PROBLEM DETAILS: Locate the string "this" throughout the material and copy every line in which it occurs.

[Data entries]
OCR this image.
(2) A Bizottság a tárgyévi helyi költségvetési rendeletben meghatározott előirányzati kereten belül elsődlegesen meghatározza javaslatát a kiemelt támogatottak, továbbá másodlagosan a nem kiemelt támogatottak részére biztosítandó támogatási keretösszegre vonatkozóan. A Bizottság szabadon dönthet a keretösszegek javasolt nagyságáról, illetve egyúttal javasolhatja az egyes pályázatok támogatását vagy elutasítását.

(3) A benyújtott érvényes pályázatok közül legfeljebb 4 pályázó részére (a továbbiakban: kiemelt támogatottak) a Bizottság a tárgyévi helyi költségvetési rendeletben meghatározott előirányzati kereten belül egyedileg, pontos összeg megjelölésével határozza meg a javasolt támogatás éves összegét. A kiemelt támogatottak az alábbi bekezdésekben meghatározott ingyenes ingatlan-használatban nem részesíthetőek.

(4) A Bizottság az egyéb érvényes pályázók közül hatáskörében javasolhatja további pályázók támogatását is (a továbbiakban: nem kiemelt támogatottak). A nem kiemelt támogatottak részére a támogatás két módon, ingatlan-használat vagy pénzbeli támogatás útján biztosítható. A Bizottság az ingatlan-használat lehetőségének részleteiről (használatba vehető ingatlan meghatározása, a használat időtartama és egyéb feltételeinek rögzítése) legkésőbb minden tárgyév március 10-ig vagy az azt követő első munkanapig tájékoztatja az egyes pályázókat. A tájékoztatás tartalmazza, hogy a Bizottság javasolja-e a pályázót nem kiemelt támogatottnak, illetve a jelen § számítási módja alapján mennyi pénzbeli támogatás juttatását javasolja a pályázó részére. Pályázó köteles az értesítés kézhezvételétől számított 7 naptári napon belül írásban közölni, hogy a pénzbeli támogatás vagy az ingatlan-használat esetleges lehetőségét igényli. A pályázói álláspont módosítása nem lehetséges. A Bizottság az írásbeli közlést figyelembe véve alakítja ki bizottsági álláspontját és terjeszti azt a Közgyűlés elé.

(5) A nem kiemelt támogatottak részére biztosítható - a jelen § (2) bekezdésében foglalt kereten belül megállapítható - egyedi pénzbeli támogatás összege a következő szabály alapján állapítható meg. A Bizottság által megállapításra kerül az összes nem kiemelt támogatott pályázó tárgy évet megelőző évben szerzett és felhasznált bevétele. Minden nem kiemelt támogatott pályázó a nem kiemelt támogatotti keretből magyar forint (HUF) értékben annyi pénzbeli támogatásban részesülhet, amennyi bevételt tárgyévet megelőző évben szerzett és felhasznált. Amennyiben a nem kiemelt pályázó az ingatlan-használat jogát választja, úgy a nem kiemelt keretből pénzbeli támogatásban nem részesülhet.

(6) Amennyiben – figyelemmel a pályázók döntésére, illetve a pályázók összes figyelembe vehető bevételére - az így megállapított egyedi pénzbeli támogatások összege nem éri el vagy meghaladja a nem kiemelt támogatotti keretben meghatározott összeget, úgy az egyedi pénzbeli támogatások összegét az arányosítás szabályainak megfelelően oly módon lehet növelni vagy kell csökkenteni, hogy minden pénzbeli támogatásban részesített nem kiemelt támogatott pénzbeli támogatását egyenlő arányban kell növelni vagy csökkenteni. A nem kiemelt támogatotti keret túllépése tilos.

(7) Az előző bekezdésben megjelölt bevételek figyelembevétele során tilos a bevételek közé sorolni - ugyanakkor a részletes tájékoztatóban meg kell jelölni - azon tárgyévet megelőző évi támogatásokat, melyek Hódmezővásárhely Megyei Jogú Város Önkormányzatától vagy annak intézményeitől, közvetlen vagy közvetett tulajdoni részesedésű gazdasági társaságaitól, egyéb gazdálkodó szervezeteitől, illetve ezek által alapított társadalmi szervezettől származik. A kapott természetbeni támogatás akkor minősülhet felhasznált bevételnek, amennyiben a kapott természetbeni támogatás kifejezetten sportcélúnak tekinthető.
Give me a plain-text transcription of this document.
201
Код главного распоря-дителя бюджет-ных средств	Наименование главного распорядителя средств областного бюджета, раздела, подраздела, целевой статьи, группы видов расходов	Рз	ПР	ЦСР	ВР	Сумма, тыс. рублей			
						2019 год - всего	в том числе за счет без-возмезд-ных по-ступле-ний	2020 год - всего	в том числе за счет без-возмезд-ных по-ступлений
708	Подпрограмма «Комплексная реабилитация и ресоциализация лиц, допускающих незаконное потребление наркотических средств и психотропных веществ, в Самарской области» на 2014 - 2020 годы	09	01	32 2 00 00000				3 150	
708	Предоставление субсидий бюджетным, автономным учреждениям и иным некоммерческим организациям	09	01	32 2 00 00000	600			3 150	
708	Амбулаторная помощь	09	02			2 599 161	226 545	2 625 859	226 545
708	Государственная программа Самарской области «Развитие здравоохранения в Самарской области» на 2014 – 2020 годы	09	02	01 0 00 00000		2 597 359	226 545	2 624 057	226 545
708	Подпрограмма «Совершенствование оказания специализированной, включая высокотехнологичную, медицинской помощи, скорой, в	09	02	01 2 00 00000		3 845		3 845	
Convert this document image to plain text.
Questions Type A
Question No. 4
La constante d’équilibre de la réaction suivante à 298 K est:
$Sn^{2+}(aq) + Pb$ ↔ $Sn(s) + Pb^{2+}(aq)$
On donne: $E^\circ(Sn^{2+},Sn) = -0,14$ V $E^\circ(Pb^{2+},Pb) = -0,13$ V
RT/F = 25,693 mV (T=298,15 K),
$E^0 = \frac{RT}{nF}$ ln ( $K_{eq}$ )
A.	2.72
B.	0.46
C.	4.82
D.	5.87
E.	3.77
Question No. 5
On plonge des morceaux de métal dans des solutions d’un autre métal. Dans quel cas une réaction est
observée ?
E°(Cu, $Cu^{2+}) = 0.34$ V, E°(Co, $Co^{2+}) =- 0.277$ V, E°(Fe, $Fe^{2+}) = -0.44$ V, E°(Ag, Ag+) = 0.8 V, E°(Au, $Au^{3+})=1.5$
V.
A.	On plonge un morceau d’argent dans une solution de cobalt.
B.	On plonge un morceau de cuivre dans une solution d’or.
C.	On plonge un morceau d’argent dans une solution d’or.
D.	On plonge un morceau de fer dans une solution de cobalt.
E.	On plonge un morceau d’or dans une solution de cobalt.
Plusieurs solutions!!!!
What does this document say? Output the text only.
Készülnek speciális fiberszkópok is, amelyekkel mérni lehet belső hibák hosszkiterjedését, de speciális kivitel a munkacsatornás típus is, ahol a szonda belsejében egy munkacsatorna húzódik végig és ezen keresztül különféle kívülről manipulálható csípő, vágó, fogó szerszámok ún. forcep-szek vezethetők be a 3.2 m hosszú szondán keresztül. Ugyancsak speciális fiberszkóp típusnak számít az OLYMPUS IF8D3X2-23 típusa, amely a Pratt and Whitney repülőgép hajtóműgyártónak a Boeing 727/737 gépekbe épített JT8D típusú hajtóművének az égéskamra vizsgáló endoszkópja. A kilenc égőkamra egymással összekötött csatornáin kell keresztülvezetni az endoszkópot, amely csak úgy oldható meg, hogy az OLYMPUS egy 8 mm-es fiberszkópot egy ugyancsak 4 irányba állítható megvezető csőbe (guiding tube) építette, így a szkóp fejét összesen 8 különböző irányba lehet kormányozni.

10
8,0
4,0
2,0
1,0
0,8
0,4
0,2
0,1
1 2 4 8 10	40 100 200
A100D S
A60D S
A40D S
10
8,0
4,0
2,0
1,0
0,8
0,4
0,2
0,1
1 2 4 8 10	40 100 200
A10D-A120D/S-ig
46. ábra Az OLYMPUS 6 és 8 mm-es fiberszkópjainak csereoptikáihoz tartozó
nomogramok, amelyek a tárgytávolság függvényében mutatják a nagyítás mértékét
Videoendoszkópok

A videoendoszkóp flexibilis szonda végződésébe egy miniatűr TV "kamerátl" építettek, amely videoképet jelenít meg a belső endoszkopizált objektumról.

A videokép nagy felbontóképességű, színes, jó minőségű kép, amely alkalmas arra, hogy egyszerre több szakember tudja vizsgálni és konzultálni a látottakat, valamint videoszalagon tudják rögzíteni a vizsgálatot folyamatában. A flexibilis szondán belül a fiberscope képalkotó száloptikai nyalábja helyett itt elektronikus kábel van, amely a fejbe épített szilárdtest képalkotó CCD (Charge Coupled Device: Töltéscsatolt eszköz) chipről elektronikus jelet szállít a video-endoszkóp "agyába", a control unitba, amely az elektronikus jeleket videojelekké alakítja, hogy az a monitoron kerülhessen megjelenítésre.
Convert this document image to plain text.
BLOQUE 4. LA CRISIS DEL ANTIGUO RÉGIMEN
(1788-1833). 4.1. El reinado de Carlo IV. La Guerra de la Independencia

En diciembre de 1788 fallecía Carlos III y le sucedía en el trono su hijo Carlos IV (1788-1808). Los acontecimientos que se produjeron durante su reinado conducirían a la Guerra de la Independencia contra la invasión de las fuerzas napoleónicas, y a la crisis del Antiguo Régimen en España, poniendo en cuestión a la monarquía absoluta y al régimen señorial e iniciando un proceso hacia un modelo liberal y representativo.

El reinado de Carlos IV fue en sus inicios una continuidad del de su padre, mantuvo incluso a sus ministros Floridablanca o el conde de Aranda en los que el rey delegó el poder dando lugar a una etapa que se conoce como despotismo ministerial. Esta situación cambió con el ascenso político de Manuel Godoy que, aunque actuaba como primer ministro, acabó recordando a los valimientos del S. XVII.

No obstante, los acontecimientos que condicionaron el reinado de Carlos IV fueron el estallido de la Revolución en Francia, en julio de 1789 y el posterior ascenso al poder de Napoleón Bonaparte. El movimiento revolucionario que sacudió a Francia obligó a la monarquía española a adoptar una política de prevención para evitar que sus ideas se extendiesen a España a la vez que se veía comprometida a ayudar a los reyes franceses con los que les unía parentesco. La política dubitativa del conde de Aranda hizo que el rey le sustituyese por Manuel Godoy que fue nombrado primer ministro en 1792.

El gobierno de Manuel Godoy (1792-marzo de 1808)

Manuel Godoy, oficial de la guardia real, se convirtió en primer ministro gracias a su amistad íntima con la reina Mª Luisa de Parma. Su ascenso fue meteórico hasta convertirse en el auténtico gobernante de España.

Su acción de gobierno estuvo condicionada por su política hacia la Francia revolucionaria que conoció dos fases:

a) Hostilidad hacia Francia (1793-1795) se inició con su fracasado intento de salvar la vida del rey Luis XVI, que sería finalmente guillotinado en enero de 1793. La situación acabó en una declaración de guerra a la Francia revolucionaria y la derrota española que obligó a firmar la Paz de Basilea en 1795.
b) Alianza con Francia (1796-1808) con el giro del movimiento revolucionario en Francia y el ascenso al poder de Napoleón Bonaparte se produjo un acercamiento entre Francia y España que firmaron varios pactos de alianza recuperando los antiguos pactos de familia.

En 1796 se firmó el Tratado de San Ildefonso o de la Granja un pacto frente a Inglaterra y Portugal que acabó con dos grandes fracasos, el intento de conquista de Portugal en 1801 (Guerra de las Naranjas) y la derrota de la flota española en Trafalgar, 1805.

IN RESPONSE:
OCR this image.
Give me a plain-text transcription of this document.
Convert this document image to plain text.
What does this document say? Output the text only.
Convert this document image to plain text.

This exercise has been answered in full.